**Short task:**
Copy nothing but the text: reproduce each line of the listing exactly and leave the pictures out.

**Data provided:**
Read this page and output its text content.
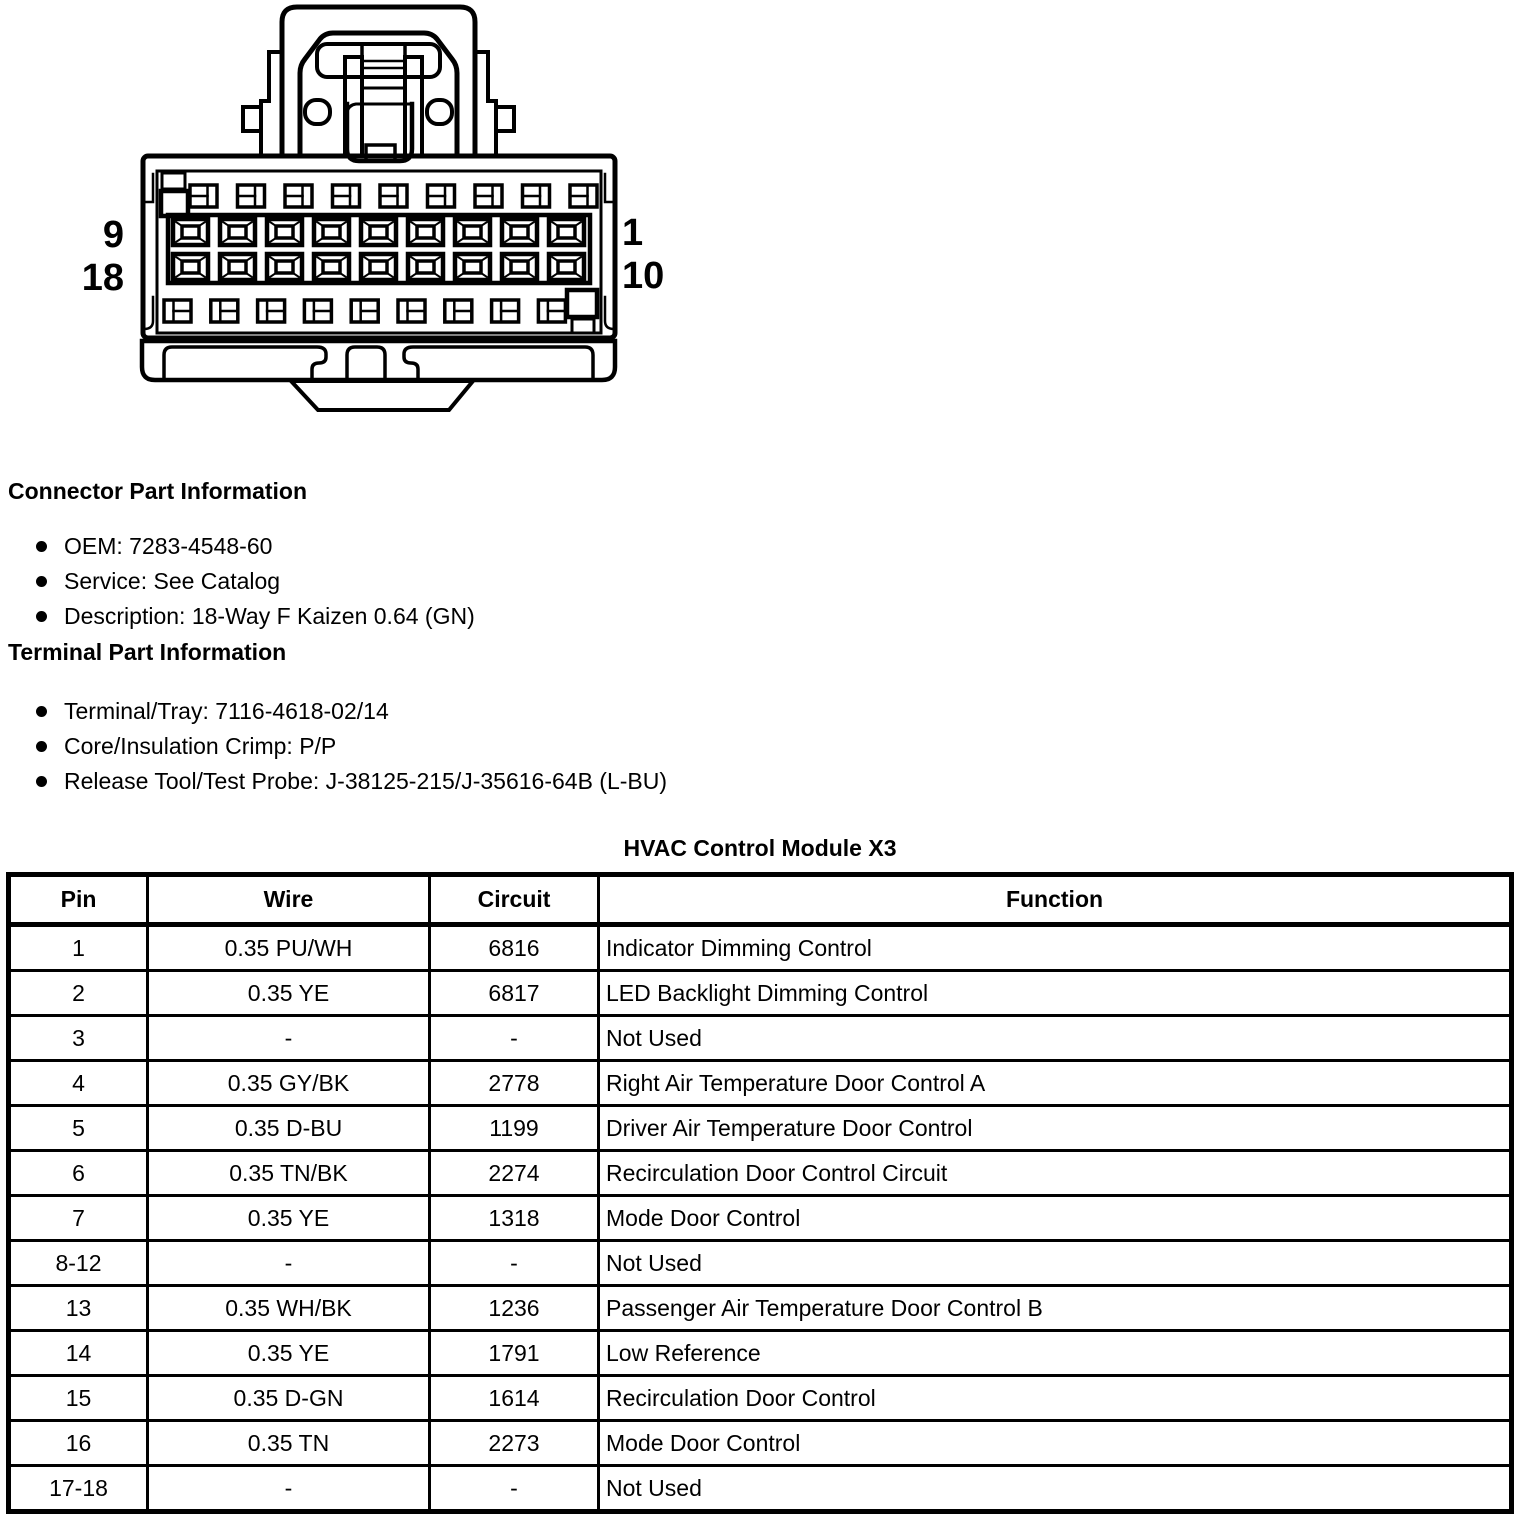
9
18
1
10
Connector Part Information
OEM: 7283-4548-60
Service: See Catalog
Description: 18-Way F Kaizen 0.64 (GN)
Terminal Part Information
Terminal/Tray: 7116-4618-02/14
Core/Insulation Crimp: P/P
Release Tool/Test Probe: J-38125-215/J-35616-64B (L-BU)
HVAC Control Module X3
Pin	Wire	Circuit	Function
1	0.35 PU/WH	6816	Indicator Dimming Control
2	0.35 YE	6817	LED Backlight Dimming Control
3	-	-	Not Used
4	0.35 GY/BK	2778	Right Air Temperature Door Control A
5	0.35 D-BU	1199	Driver Air Temperature Door Control
6	0.35 TN/BK	2274	Recirculation Door Control Circuit
7	0.35 YE	1318	Mode Door Control
8-12	-	-	Not Used
13	0.35 WH/BK	1236	Passenger Air Temperature Door Control B
14	0.35 YE	1791	Low Reference
15	0.35 D-GN	1614	Recirculation Door Control
16	0.35 TN	2273	Mode Door Control
17-18	-	-	Not Used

**Task result:**
Read this page and output its text content.
9
18
1
10
Connector Part Information
OEM: 7283-4548-60
Service: See Catalog
Description: 18-Way F Kaizen 0.64 (GN)
Terminal Part Information
Terminal/Tray: 7116-4618-02/14
Core/Insulation Crimp: P/P
Release Tool/Test Probe: J-38125-215/J-35616-64B (L-BU)
HVAC Control Module X3
Pin	Wire	Circuit	Function
1	0.35 PU/WH	6816	Indicator Dimming Control
2	0.35 YE	6817	LED Backlight Dimming Control
3	-	-	Not Used
4	0.35 GY/BK	2778	Right Air Temperature Door Control A
5	0.35 D-BU	1199	Driver Air Temperature Door Control
6	0.35 TN/BK	2274	Recirculation Door Control Circuit
7	0.35 YE	1318	Mode Door Control
8-12	-	-	Not Used
13	0.35 WH/BK	1236	Passenger Air Temperature Door Control B
14	0.35 YE	1791	Low Reference
15	0.35 D-GN	1614	Recirculation Door Control
16	0.35 TN	2273	Mode Door Control
17-18	-	-	Not Used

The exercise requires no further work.